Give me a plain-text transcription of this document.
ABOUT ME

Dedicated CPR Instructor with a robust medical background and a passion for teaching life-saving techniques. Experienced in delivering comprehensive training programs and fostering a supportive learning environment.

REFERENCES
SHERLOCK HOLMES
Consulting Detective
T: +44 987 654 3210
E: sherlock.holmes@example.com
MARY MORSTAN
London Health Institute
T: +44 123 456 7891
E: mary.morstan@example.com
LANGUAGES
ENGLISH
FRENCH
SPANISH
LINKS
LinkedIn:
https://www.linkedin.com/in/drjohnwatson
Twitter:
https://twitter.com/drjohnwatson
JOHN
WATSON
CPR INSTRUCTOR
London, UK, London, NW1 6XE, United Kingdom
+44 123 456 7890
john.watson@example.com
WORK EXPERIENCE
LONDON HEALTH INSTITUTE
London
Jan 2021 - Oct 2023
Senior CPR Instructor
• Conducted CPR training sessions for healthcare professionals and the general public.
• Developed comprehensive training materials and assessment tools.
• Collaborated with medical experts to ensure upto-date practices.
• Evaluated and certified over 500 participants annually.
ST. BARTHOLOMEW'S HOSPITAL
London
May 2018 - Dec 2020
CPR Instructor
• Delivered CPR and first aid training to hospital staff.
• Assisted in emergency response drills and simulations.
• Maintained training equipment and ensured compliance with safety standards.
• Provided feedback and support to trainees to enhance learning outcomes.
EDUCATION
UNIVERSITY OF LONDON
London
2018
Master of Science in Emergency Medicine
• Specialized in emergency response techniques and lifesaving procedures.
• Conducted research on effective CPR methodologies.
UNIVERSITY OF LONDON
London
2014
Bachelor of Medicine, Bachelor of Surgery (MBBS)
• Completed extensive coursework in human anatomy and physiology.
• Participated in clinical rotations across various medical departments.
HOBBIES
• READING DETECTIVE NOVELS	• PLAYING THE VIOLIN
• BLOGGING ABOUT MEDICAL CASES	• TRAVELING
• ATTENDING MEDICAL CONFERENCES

**The task**
Among the entries above, identify all lines with "comprehensive" and copy them.

**Worked solution**
Dedicated CPR Instructor with a robust medical background and a passion for teaching life-saving techniques. Experienced in delivering comprehensive training programs and fostering a supportive learning environment.
• Developed comprehensive training materials and assessment tools.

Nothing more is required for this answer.